__DIRECTIVE__. Say how many lines contain the string "JSON". Give no other output.

>> start

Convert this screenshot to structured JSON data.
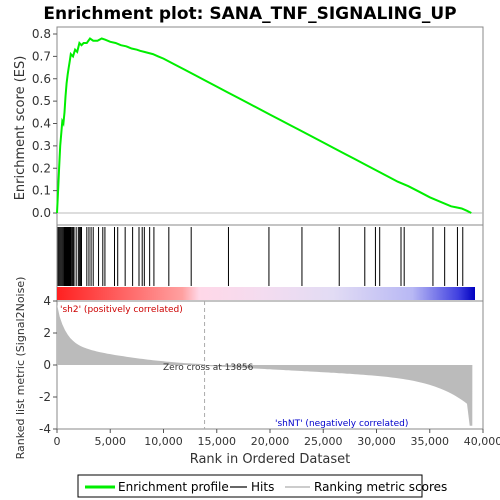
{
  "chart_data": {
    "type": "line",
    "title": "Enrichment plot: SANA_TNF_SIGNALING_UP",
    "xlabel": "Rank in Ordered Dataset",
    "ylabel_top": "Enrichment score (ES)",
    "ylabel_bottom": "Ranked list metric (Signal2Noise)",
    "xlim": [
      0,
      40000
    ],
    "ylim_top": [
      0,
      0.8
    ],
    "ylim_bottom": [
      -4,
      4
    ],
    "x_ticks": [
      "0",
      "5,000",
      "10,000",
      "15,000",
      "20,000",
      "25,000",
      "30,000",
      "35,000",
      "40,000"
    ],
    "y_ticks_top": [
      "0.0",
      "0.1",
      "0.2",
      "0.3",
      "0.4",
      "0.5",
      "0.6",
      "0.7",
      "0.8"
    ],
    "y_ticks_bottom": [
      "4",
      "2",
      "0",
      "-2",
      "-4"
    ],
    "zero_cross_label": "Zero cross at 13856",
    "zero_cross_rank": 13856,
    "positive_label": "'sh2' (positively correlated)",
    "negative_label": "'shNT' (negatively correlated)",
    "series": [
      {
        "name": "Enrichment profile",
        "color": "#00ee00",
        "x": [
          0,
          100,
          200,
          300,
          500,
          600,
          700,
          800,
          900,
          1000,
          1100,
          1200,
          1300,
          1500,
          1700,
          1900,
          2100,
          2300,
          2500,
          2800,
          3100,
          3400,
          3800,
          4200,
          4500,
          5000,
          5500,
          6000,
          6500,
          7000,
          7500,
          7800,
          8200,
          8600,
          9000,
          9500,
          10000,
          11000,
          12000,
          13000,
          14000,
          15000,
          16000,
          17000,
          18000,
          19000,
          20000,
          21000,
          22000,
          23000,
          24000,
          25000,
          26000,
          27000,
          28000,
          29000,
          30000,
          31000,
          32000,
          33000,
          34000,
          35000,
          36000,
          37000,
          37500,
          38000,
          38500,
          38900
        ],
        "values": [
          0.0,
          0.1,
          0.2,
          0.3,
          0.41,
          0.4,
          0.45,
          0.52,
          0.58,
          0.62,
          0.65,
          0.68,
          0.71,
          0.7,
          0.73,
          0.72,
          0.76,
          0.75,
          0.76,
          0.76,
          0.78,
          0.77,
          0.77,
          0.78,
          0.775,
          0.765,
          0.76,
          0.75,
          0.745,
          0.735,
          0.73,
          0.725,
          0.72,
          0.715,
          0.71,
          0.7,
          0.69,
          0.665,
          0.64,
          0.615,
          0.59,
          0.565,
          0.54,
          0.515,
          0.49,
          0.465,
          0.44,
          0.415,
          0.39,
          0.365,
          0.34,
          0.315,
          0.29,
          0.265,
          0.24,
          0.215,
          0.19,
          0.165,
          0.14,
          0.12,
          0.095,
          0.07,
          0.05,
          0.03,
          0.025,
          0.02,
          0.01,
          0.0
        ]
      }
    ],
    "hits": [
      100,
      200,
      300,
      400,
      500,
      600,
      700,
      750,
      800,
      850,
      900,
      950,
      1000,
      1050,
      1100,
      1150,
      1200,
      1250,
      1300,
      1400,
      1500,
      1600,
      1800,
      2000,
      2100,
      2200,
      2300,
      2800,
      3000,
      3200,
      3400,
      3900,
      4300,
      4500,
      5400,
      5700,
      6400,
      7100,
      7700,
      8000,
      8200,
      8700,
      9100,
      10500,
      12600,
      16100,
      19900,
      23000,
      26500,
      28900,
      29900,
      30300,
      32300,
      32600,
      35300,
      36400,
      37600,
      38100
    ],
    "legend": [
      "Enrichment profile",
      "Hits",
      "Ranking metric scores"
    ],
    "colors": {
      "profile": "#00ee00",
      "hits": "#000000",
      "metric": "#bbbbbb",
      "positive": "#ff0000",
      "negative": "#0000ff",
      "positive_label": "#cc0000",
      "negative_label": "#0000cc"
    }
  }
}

>> end
>> start

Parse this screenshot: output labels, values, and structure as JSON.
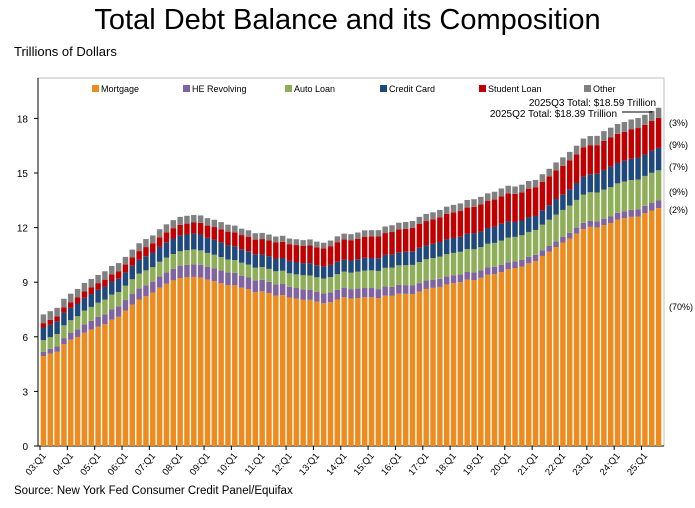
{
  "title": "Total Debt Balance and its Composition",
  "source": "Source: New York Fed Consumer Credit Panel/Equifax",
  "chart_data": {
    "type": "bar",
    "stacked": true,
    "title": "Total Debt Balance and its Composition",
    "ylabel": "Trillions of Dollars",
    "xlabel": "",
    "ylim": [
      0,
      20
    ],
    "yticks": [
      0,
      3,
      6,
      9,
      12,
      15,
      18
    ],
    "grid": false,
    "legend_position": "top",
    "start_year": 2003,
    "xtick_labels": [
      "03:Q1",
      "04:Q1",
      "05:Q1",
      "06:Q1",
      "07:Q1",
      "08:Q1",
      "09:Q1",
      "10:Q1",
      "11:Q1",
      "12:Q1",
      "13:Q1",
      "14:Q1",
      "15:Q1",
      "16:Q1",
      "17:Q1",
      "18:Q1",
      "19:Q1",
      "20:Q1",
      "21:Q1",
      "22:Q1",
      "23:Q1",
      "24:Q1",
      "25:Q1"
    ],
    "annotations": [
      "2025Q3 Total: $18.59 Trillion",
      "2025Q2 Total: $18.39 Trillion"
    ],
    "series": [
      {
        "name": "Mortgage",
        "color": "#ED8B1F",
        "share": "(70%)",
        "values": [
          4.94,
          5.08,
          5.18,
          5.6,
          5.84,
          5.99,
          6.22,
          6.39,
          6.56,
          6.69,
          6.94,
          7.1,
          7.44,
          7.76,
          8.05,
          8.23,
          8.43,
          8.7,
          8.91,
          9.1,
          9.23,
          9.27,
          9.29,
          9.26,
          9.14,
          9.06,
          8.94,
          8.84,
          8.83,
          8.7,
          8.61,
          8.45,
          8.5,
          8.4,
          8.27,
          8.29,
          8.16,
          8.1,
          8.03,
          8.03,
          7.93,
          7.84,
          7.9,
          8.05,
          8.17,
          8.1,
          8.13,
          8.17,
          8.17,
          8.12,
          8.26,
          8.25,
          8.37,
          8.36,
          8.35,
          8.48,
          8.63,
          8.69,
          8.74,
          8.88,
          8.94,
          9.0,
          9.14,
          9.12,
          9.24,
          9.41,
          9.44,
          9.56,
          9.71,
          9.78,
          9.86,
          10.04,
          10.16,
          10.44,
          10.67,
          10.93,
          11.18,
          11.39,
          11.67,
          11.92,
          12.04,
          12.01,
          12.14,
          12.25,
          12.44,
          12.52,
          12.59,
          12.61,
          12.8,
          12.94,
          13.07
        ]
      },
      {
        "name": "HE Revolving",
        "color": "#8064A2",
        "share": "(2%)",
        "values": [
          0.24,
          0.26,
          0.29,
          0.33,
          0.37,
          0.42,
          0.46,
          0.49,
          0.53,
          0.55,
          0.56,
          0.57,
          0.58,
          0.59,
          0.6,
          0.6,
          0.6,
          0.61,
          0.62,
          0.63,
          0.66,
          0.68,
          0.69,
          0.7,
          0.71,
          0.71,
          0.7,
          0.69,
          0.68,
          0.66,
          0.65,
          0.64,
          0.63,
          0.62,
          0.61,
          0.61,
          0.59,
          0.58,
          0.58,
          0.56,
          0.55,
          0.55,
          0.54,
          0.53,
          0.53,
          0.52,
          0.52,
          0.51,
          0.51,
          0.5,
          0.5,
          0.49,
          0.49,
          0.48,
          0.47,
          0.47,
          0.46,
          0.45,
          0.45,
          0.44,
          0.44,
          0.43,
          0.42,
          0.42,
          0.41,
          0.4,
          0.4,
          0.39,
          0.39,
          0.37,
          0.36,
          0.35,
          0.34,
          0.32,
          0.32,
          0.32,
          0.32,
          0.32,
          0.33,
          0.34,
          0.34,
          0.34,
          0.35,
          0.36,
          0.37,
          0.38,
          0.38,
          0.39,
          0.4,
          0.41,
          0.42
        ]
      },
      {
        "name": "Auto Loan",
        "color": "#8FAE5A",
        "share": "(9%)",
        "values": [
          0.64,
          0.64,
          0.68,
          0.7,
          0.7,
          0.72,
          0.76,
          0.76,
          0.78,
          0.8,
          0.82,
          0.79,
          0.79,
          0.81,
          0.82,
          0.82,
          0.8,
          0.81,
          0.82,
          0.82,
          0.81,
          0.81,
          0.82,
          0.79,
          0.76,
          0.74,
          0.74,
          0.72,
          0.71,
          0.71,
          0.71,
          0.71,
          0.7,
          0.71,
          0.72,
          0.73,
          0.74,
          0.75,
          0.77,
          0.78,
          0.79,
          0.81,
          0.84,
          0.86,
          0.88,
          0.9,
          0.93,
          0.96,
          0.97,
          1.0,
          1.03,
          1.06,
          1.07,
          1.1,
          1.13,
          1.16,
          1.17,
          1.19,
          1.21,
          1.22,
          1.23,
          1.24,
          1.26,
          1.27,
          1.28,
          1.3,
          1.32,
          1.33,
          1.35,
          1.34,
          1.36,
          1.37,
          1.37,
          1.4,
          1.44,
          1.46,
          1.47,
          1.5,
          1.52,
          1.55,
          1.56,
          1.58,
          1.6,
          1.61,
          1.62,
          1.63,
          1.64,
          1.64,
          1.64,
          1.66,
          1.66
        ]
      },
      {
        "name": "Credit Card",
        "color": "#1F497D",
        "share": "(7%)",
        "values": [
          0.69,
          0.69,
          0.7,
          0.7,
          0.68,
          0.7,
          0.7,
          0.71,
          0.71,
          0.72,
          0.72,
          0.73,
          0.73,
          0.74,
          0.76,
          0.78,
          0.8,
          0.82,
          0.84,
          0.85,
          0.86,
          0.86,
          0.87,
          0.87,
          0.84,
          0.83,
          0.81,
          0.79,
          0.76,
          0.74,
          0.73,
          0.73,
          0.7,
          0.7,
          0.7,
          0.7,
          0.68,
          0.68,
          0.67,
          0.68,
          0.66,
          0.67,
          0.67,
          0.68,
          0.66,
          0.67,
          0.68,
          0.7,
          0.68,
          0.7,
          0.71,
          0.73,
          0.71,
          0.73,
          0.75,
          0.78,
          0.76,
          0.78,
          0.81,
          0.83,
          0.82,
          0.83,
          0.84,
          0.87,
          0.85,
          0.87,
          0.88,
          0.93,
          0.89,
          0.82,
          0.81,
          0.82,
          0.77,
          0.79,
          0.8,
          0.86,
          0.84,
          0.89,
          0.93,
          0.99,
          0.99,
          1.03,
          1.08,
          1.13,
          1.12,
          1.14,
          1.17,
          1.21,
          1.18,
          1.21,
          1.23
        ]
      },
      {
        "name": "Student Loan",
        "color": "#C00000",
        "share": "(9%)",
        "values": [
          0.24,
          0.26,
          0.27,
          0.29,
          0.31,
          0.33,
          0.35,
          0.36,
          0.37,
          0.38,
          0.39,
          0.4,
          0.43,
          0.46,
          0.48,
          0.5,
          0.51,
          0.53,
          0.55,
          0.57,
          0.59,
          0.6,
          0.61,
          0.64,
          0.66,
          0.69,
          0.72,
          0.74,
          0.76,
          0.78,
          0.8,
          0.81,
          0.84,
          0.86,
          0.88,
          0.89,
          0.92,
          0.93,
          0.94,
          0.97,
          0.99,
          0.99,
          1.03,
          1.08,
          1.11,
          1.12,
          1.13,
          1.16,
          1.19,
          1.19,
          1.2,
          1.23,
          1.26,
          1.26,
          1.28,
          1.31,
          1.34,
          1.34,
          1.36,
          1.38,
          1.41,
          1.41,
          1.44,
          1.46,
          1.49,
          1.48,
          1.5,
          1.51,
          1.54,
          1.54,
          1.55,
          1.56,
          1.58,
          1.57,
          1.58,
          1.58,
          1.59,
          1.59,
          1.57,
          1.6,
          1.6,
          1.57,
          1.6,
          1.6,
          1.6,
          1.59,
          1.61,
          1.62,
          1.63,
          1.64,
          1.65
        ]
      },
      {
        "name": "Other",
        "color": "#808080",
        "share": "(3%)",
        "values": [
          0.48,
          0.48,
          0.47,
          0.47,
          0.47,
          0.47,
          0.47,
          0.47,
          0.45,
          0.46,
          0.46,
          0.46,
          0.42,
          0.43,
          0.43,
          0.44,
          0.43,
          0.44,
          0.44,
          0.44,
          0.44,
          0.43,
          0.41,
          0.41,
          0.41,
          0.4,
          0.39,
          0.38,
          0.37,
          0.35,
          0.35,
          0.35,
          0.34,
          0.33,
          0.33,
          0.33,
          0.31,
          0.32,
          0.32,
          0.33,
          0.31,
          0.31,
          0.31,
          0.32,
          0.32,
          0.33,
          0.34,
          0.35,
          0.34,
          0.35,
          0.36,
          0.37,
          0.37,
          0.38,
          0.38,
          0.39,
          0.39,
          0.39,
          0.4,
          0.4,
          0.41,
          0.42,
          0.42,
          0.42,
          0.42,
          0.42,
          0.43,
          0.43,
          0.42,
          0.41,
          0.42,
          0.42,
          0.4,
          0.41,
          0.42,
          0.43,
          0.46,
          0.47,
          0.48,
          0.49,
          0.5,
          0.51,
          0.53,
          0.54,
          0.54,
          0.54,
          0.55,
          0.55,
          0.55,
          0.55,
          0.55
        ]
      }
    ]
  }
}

>> end
>> start

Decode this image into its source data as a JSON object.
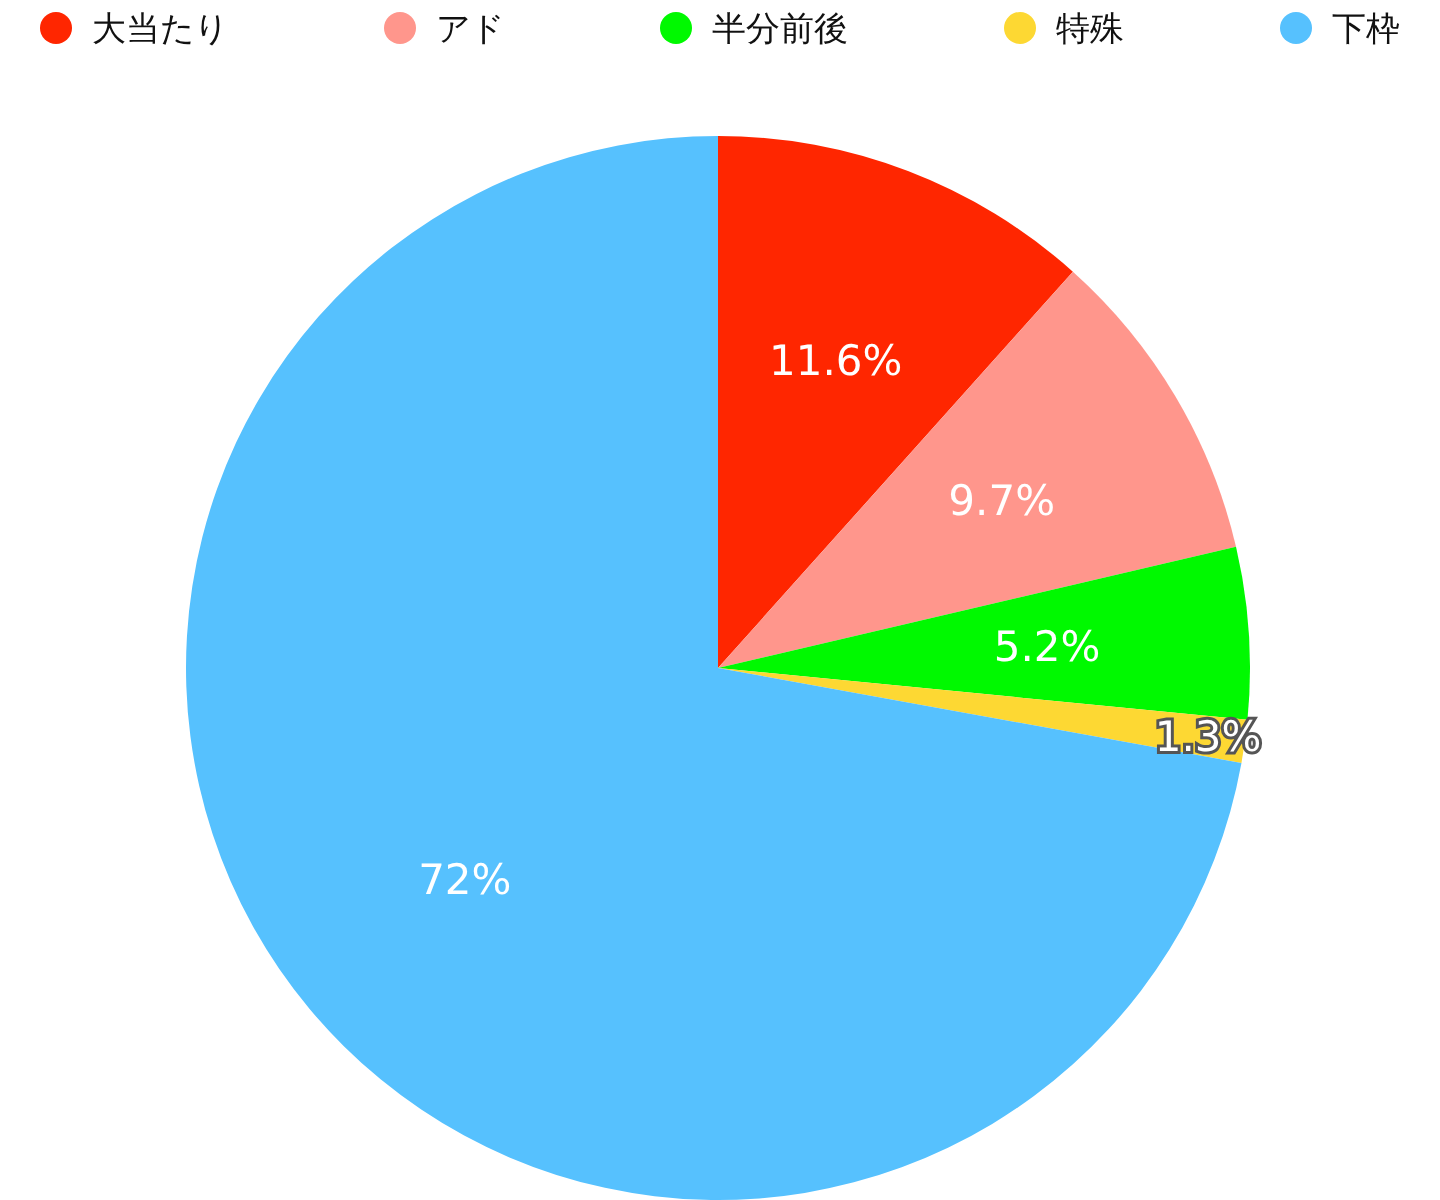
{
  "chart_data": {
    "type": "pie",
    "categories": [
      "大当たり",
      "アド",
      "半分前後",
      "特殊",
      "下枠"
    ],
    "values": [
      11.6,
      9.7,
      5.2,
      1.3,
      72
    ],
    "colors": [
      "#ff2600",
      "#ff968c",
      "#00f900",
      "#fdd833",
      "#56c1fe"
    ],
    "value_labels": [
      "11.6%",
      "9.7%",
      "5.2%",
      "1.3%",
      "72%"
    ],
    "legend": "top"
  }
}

>> end

__FINISHED TASK__. 3